▸ Data rows
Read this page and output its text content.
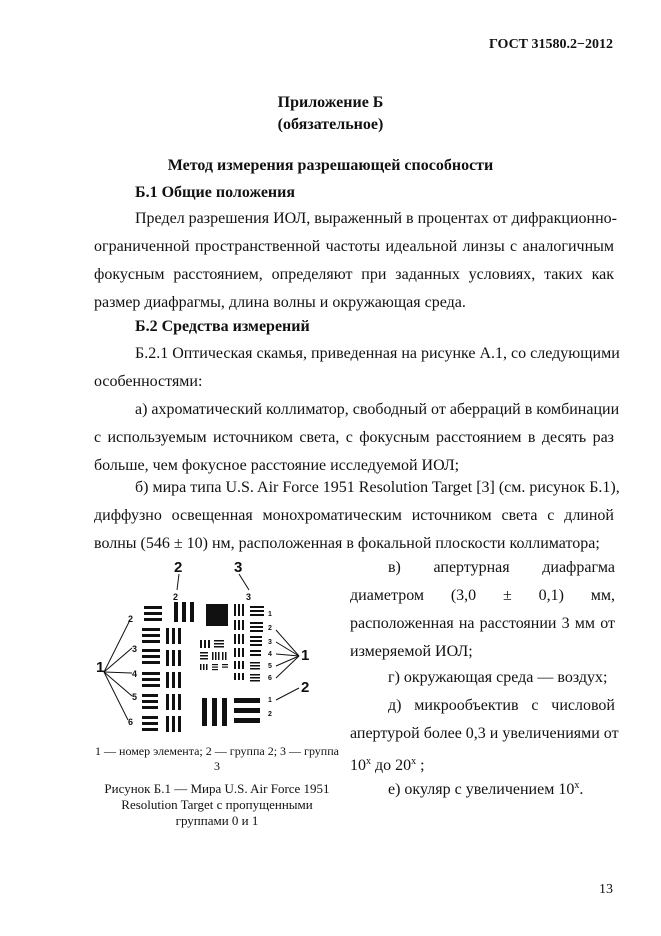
ГОСТ 31580.2−2012
Приложение Б
(обязательное)
Метод измерения разрешающей способности
Б.1 Общие положения
Предел разрешения ИОЛ, выраженный в процентах от дифракционно-
ограниченной пространственной частоты идеальной линзы с аналогичным
фокусным расстоянием, определяют при заданных условиях, таких как
размер диафрагмы, длина волны и окружающая среда.
Б.2 Средства измерений
Б.2.1 Оптическая скамья, приведенная на рисунке А.1, со следующими
особенностями:
а) ахроматический коллиматор, свободный от аберраций в комбинации
с используемым источником света, с фокусным расстоянием в десять раз
больше, чем фокусное расстояние исследуемой ИОЛ;
б) мира типа U.S. Air Force 1951 Resolution Target [3] (см. рисунок Б.1),
диффузно освещенная монохроматическим источником света с длиной
волны (546 ± 10) нм, расположенная в фокальной плоскости коллиматора;
2	3
1
1
2
2	3
2
3
4
5
6
1
2
3
4
5
6
1
2
1 — номер элемента; 2 — группа 2; 3 — группа 3
Рисунок Б.1 — Мира U.S. Air Force 1951
Resolution Target с пропущенными
группами 0 и 1
в) апертурная диафрагма
диаметром (3,0 ± 0,1) мм,
расположенная на расстоянии 3 мм от
измеряемой ИОЛ;
г) окружающая среда — воздух;
д) микрообъектив с числовой
апертурой более 0,3 и увеличениями от
$10^х$ до $20^х$ ;
е) окуляр с увеличением $10^х$.
13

▸ What you need to do
Find the lines containing "волны" and list every one of them.

▸ Response
размер диафрагмы, длина волны и окружающая среда.
волны (546 ± 10) нм, расположенная в фокальной плоскости коллиматора;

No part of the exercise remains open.